TEXT SECTION.
——————
The clash between Anthropic and the Pentagon seems to be escalating day by day. According to a recent filing, Anthropic has told a federal appeals court that it cannot control its AI models after they are deployed to the Pentagon. The filing challenges a Pentagon decision that labeled the company a supply chain risk. That dispute now shapes Anthropic’s access to new Defense Department contracts.
Court filing centers on control after deployment
Anthropic said it has no visibility into models after Pentagon deployment. It also said no technical “kill switch” exists. The company said the Pentagon can test models before deployment. It argued that testing gives officials a direct review path.
Anthropic’s filing went to a federal appeals court in Washington. The company used that filing to challenge the Pentagon’s designation. The Pentagon labeled Anthropic a supply chain risk in court. It said the company inserts itself into sensitive military use decisions.
Anthropic’s usage rules bar Claude from autonomous weapons deployments. They also bar mass surveillance under the company’s published restrictions. Pentagon lawyers dismissed those limits as red herrings in court. That disagreement helped drive the current legal fight.
Split rulings leave the Pentagon ban in place
A court in Washington denied Anthropic’s request for a pause. However, a California judge granted relief in a parallel case. That split ruling left Anthropic blocked from new Pentagon contracts. Still, the company can work with other agencies.
The Pentagon continues defending its designation in court. The dispute now runs alongside broader federal AI deployment efforts. The Trump administration is moving to deploy its Mythos model widely. That push reaches across the federal government.
At the same time, agency heads are assessing cyber defense needs. They are also weighing how Mythos can protect government systems. Those internal efforts could complicate the Pentagon’s current argument. The department says Anthropic poses a national security risk.
Anthropic’s filing states it cannot direct deployed systems remotely. It also states that the Pentagon controls use after deployment. The next court hearing in the case is scheduled for May 19. That date now marks the next major step in the dispute.
——————
EXTRACTED ENTRIES.

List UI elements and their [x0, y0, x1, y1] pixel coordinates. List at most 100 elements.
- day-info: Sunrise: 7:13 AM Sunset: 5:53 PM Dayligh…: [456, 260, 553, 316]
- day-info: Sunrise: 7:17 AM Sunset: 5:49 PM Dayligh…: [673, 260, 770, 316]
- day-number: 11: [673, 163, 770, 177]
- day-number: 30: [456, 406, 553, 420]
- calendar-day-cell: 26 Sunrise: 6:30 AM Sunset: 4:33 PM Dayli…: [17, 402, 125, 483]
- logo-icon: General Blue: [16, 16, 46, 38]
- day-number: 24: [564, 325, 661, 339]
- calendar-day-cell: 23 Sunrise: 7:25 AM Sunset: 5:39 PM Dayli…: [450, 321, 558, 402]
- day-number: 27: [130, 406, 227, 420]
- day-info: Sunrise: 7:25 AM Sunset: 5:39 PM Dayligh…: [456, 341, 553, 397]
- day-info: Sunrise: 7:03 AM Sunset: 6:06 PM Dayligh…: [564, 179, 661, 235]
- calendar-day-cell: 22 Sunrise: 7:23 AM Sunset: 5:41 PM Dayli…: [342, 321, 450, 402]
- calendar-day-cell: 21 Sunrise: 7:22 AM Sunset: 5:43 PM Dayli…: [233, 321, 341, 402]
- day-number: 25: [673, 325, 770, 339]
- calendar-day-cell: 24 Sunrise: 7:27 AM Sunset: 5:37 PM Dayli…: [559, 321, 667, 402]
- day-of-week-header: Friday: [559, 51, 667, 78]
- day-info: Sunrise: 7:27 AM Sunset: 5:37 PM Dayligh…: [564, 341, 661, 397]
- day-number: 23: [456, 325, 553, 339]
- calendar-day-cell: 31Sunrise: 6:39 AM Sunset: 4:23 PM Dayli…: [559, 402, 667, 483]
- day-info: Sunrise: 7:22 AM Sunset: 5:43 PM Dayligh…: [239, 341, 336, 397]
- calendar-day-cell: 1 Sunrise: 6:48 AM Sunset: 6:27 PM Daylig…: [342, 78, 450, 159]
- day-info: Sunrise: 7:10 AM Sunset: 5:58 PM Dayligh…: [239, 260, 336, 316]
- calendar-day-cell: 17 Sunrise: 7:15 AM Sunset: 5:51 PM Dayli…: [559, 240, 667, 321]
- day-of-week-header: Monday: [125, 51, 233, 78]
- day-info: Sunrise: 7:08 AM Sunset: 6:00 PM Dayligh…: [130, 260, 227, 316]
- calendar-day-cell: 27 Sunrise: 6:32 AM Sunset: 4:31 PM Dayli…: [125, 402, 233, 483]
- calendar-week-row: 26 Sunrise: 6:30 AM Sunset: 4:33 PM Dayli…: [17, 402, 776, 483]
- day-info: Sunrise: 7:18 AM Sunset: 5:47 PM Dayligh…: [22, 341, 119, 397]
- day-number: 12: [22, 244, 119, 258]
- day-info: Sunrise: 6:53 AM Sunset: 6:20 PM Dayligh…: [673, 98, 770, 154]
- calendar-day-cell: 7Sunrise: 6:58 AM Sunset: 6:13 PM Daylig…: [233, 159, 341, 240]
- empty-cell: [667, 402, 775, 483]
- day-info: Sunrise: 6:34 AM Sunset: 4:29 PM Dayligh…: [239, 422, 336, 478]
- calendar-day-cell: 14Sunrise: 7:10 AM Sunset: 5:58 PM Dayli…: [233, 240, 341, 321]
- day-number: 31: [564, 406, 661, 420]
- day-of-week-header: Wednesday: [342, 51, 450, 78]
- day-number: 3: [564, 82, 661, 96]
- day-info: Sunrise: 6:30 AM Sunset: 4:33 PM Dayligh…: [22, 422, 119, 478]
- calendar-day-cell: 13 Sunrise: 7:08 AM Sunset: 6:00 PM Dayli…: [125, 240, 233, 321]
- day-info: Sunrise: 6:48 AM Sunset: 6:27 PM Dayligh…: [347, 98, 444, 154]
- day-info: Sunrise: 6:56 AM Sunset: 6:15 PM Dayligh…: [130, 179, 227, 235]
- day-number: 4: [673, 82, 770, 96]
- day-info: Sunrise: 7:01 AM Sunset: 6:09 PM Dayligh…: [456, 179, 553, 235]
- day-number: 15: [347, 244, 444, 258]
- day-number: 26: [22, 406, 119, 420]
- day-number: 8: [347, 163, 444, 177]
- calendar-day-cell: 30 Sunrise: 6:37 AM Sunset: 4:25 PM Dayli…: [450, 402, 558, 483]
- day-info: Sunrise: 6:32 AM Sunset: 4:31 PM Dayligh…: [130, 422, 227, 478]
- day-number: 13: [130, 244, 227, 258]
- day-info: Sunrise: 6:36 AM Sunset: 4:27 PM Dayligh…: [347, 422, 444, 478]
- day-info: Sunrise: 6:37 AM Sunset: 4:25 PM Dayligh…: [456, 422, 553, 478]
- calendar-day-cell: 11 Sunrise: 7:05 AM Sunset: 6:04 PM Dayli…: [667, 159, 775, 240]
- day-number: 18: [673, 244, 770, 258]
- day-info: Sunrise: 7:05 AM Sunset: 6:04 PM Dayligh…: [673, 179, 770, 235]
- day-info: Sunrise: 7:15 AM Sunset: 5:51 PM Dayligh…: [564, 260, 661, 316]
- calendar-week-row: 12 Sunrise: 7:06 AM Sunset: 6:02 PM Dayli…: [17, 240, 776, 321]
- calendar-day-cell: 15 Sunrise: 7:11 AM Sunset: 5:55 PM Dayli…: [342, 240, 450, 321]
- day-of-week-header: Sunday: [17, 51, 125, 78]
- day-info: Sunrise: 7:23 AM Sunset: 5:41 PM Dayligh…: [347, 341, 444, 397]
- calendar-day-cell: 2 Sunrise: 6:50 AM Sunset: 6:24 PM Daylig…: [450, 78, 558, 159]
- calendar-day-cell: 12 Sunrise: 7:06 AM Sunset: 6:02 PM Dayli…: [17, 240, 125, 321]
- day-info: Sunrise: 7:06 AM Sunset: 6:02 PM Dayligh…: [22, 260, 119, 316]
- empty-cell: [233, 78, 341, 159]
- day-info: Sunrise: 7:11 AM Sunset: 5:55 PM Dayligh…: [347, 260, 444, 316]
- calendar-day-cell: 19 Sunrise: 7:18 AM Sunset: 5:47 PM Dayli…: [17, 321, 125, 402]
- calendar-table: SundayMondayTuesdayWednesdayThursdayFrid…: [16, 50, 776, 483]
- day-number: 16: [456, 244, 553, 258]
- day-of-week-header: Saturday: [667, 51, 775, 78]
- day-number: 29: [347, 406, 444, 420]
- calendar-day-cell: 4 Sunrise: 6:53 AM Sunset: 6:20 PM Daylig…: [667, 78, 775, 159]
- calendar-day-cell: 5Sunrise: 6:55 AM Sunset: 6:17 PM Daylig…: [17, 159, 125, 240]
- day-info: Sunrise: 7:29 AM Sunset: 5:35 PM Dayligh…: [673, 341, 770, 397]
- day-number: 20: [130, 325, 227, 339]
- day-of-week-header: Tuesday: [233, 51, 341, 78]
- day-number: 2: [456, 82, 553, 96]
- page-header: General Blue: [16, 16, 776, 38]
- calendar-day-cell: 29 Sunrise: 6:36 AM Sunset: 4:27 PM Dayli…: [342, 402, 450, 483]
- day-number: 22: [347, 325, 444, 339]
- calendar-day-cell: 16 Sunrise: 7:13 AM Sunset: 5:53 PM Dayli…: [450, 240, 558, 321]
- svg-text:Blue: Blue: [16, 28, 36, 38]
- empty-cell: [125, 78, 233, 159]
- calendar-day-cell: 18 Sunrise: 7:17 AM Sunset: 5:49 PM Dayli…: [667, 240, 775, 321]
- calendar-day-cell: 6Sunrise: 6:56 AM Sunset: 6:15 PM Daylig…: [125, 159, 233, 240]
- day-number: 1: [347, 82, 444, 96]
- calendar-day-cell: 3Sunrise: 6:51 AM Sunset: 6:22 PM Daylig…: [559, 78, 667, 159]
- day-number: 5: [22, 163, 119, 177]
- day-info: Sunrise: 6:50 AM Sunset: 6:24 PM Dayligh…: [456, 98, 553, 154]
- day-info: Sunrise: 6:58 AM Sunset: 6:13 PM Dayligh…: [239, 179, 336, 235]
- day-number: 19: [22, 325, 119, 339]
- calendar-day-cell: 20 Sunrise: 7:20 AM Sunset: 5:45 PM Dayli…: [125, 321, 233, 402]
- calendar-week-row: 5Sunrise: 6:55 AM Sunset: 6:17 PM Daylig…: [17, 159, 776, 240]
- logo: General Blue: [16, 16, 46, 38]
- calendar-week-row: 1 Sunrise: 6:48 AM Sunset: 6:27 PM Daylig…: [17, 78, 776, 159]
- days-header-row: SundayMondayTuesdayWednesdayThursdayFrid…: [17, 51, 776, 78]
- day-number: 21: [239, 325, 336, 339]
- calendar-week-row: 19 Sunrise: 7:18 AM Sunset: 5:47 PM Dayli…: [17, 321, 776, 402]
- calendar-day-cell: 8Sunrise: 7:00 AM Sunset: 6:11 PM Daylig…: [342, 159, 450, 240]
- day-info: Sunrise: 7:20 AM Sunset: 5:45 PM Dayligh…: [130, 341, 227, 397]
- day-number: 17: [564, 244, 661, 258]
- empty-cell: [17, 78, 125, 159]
——————
TASKS AND EXERCISES.
1. Return the passage of the article on Anthropic and the Pentagon that opens with the words containing "At the same" and closes with "national security risk.".
2. Using the article on Anthropic and the Pentagon, explain in one to three sentences why Anthropic remains blocked from new Pentagon contracts.
3. Write what comes next in the article on Anthropic and the Pentagon, picking up after its final sentence.
The material placed after the article on Anthropic and the Pentagon comes from a separate source.

TASK RESULTS.
1.
At the same time, agency heads are assessing cyber defense needs. They are also weighing how Mythos can protect government systems. Those internal efforts could complicate the Pentagon’s current argument. The department says Anthropic poses a national security risk.

2. A court in Washington denied Anthropic's request for a pause, while a California judge granted relief in a parallel case. That split ruling left Anthropic blocked from new Pentagon contracts, though the company can still work with other agencies.

3.
Inside the Anthropic standoff: NSA’s Mythos use and White House talks raise the stakes
The latest report that Anthropic cannot control its AI after Pentagon deployment has pushed its Washington dispute back into view. That filing arrived after reports of a White House meeting and after claims that the National Security Agency uses Mythos Preview. Together, those developments have turned a contract dispute into a wider debate over military access, cyber tools, and government oversight.
Last week, attention first shifted to the White House. Anthropic chief executive Dario Amodei met White House chief of staff Susie Wiles as pressure built around the company’s fight with the Pentagon. That meeting focused on the limits Anthropic wants to place on military use of its systems and the government’s interest in stronger cyber models.
Soon after, another report placed Mythos at the center of the story. As we reported, the National Security Agency is reportedly using Mythos Preview, a restricted cyber model that Anthropic has not released publicly. The report also said Mythos has broader use inside the Department of War, though officials did not describe its exact role.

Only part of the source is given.